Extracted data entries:
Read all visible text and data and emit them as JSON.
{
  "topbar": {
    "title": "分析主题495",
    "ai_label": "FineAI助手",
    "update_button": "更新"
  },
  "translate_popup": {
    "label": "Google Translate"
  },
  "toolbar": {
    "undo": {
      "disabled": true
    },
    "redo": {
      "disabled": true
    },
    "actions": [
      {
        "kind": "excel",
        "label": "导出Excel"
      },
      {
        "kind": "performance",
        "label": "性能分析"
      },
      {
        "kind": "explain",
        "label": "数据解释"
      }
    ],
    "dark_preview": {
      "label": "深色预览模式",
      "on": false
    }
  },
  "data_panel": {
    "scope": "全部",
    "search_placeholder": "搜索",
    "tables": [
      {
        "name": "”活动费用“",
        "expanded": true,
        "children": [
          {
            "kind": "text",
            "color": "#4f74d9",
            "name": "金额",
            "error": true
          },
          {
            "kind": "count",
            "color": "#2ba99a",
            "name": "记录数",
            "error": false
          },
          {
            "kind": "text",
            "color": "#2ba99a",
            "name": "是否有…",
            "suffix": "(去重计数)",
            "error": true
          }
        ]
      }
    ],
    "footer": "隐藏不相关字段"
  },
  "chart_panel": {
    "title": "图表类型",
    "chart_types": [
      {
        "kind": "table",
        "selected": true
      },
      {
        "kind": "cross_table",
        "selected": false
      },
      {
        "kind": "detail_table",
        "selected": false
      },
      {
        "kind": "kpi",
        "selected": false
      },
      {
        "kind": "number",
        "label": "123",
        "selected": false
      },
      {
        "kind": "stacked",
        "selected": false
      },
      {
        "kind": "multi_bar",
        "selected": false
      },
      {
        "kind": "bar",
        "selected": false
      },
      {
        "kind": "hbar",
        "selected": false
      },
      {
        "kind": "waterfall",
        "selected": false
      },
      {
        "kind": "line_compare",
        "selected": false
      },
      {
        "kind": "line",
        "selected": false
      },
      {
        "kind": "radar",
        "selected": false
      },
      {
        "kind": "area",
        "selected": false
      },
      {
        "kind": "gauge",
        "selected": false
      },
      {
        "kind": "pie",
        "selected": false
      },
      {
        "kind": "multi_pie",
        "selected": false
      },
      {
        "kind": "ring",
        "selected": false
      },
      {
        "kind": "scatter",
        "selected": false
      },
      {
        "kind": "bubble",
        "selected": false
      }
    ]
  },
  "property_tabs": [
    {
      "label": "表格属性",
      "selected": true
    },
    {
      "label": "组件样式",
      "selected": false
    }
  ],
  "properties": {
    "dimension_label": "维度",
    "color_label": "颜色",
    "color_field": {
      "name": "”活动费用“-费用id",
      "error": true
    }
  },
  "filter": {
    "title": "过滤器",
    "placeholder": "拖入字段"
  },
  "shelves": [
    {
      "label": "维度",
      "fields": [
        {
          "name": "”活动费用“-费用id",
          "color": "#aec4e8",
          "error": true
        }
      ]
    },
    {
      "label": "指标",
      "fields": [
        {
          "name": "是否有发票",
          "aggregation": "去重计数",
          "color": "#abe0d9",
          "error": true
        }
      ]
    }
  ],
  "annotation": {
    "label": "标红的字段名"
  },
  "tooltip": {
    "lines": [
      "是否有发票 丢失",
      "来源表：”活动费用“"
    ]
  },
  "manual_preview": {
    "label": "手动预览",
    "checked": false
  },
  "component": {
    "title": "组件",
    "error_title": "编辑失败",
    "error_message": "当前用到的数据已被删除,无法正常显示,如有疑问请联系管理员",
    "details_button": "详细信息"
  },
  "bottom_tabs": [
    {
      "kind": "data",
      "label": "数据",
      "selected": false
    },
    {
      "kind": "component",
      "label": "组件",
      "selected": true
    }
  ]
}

== GIVEN INSTRUCTION ==
Can you give every line above again, exactly as written?

== RESULT OF THIS EXERCISE ==
Read all visible text and data and emit them as JSON.
{
  "topbar": {
    "title": "分析主题495",
    "ai_label": "FineAI助手",
    "update_button": "更新"
  },
  "translate_popup": {
    "label": "Google Translate"
  },
  "toolbar": {
    "undo": {
      "disabled": true
    },
    "redo": {
      "disabled": true
    },
    "actions": [
      {
        "kind": "excel",
        "label": "导出Excel"
      },
      {
        "kind": "performance",
        "label": "性能分析"
      },
      {
        "kind": "explain",
        "label": "数据解释"
      }
    ],
    "dark_preview": {
      "label": "深色预览模式",
      "on": false
    }
  },
  "data_panel": {
    "scope": "全部",
    "search_placeholder": "搜索",
    "tables": [
      {
        "name": "”活动费用“",
        "expanded": true,
        "children": [
          {
            "kind": "text",
            "color": "#4f74d9",
            "name": "金额",
            "error": true
          },
          {
            "kind": "count",
            "color": "#2ba99a",
            "name": "记录数",
            "error": false
          },
          {
            "kind": "text",
            "color": "#2ba99a",
            "name": "是否有…",
            "suffix": "(去重计数)",
            "error": true
          }
        ]
      }
    ],
    "footer": "隐藏不相关字段"
  },
  "chart_panel": {
    "title": "图表类型",
    "chart_types": [
      {
        "kind": "table",
        "selected": true
      },
      {
        "kind": "cross_table",
        "selected": false
      },
      {
        "kind": "detail_table",
        "selected": false
      },
      {
        "kind": "kpi",
        "selected": false
      },
      {
        "kind": "number",
        "label": "123",
        "selected": false
      },
      {
        "kind": "stacked",
        "selected": false
      },
      {
        "kind": "multi_bar",
        "selected": false
      },
      {
        "kind": "bar",
        "selected": false
      },
      {
        "kind": "hbar",
        "selected": false
      },
      {
        "kind": "waterfall",
        "selected": false
      },
      {
        "kind": "line_compare",
        "selected": false
      },
      {
        "kind": "line",
        "selected": false
      },
      {
        "kind": "radar",
        "selected": false
      },
      {
        "kind": "area",
        "selected": false
      },
      {
        "kind": "gauge",
        "selected": false
      },
      {
        "kind": "pie",
        "selected": false
      },
      {
        "kind": "multi_pie",
        "selected": false
      },
      {
        "kind": "ring",
        "selected": false
      },
      {
        "kind": "scatter",
        "selected": false
      },
      {
        "kind": "bubble",
        "selected": false
      }
    ]
  },
  "property_tabs": [
    {
      "label": "表格属性",
      "selected": true
    },
    {
      "label": "组件样式",
      "selected": false
    }
  ],
  "properties": {
    "dimension_label": "维度",
    "color_label": "颜色",
    "color_field": {
      "name": "”活动费用“-费用id",
      "error": true
    }
  },
  "filter": {
    "title": "过滤器",
    "placeholder": "拖入字段"
  },
  "shelves": [
    {
      "label": "维度",
      "fields": [
        {
          "name": "”活动费用“-费用id",
          "color": "#aec4e8",
          "error": true
        }
      ]
    },
    {
      "label": "指标",
      "fields": [
        {
          "name": "是否有发票",
          "aggregation": "去重计数",
          "color": "#abe0d9",
          "error": true
        }
      ]
    }
  ],
  "annotation": {
    "label": "标红的字段名"
  },
  "tooltip": {
    "lines": [
      "是否有发票 丢失",
      "来源表：”活动费用“"
    ]
  },
  "manual_preview": {
    "label": "手动预览",
    "checked": false
  },
  "component": {
    "title": "组件",
    "error_title": "编辑失败",
    "error_message": "当前用到的数据已被删除,无法正常显示,如有疑问请联系管理员",
    "details_button": "详细信息"
  },
  "bottom_tabs": [
    {
      "kind": "data",
      "label": "数据",
      "selected": false
    },
    {
      "kind": "component",
      "label": "组件",
      "selected": true
    }
  ]
}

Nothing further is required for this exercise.